#### MATERIAL PROVIDED
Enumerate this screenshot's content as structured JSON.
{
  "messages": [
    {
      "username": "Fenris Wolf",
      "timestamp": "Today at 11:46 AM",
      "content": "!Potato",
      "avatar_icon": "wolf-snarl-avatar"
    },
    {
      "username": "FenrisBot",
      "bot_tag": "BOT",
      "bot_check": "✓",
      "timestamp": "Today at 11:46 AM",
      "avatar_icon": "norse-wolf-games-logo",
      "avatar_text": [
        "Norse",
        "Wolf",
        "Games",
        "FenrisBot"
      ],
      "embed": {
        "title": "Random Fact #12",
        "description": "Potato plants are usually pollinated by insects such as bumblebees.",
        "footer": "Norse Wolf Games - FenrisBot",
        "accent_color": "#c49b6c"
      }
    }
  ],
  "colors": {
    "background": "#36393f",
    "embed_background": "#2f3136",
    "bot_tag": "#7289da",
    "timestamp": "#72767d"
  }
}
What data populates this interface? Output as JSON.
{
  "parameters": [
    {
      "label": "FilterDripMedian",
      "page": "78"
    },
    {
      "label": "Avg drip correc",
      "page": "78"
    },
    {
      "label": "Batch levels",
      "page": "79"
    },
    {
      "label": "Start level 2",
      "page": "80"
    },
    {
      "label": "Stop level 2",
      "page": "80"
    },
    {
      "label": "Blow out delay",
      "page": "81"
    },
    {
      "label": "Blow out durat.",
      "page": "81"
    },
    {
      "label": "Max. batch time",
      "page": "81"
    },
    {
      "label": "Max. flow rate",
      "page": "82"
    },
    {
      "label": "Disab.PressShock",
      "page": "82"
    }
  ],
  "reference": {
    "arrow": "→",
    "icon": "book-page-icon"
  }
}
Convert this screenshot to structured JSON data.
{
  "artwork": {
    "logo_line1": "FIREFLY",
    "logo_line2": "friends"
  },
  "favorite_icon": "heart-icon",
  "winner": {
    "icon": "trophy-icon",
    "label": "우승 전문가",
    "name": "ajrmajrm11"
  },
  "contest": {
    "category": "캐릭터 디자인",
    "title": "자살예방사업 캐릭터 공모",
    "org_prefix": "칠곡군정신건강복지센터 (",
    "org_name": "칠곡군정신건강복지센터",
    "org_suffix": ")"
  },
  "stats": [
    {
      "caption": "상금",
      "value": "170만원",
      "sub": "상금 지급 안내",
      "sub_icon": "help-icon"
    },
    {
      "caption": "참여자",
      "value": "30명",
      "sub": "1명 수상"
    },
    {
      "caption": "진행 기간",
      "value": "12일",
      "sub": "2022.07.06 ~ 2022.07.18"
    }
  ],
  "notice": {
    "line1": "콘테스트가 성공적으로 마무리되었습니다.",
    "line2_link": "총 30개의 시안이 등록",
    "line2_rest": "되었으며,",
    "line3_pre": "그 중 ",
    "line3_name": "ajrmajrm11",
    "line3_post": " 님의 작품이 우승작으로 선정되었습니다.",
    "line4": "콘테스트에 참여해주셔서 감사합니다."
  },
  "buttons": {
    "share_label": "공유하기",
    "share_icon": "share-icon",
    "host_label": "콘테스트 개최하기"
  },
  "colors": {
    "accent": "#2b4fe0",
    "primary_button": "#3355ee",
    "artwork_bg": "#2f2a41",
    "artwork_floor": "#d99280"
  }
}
########
*TASK PROMPT*: Restate each of the entries above verbatim.

*RESULT*:
Enumerate this screenshot's content as structured JSON.
{
  "messages": [
    {
      "username": "Fenris Wolf",
      "timestamp": "Today at 11:46 AM",
      "content": "!Potato",
      "avatar_icon": "wolf-snarl-avatar"
    },
    {
      "username": "FenrisBot",
      "bot_tag": "BOT",
      "bot_check": "✓",
      "timestamp": "Today at 11:46 AM",
      "avatar_icon": "norse-wolf-games-logo",
      "avatar_text": [
        "Norse",
        "Wolf",
        "Games",
        "FenrisBot"
      ],
      "embed": {
        "title": "Random Fact #12",
        "description": "Potato plants are usually pollinated by insects such as bumblebees.",
        "footer": "Norse Wolf Games - FenrisBot",
        "accent_color": "#c49b6c"
      }
    }
  ],
  "colors": {
    "background": "#36393f",
    "embed_background": "#2f3136",
    "bot_tag": "#7289da",
    "timestamp": "#72767d"
  }
}
What data populates this interface? Output as JSON.
{
  "parameters": [
    {
      "label": "FilterDripMedian",
      "page": "78"
    },
    {
      "label": "Avg drip correc",
      "page": "78"
    },
    {
      "label": "Batch levels",
      "page": "79"
    },
    {
      "label": "Start level 2",
      "page": "80"
    },
    {
      "label": "Stop level 2",
      "page": "80"
    },
    {
      "label": "Blow out delay",
      "page": "81"
    },
    {
      "label": "Blow out durat.",
      "page": "81"
    },
    {
      "label": "Max. batch time",
      "page": "81"
    },
    {
      "label": "Max. flow rate",
      "page": "82"
    },
    {
      "label": "Disab.PressShock",
      "page": "82"
    }
  ],
  "reference": {
    "arrow": "→",
    "icon": "book-page-icon"
  }
}
Convert this screenshot to structured JSON data.
{
  "artwork": {
    "logo_line1": "FIREFLY",
    "logo_line2": "friends"
  },
  "favorite_icon": "heart-icon",
  "winner": {
    "icon": "trophy-icon",
    "label": "우승 전문가",
    "name": "ajrmajrm11"
  },
  "contest": {
    "category": "캐릭터 디자인",
    "title": "자살예방사업 캐릭터 공모",
    "org_prefix": "칠곡군정신건강복지센터 (",
    "org_name": "칠곡군정신건강복지센터",
    "org_suffix": ")"
  },
  "stats": [
    {
      "caption": "상금",
      "value": "170만원",
      "sub": "상금 지급 안내",
      "sub_icon": "help-icon"
    },
    {
      "caption": "참여자",
      "value": "30명",
      "sub": "1명 수상"
    },
    {
      "caption": "진행 기간",
      "value": "12일",
      "sub": "2022.07.06 ~ 2022.07.18"
    }
  ],
  "notice": {
    "line1": "콘테스트가 성공적으로 마무리되었습니다.",
    "line2_link": "총 30개의 시안이 등록",
    "line2_rest": "되었으며,",
    "line3_pre": "그 중 ",
    "line3_name": "ajrmajrm11",
    "line3_post": " 님의 작품이 우승작으로 선정되었습니다.",
    "line4": "콘테스트에 참여해주셔서 감사합니다."
  },
  "buttons": {
    "share_label": "공유하기",
    "share_icon": "share-icon",
    "host_label": "콘테스트 개최하기"
  },
  "colors": {
    "accent": "#2b4fe0",
    "primary_button": "#3355ee",
    "artwork_bg": "#2f2a41",
    "artwork_floor": "#d99280"
  }
}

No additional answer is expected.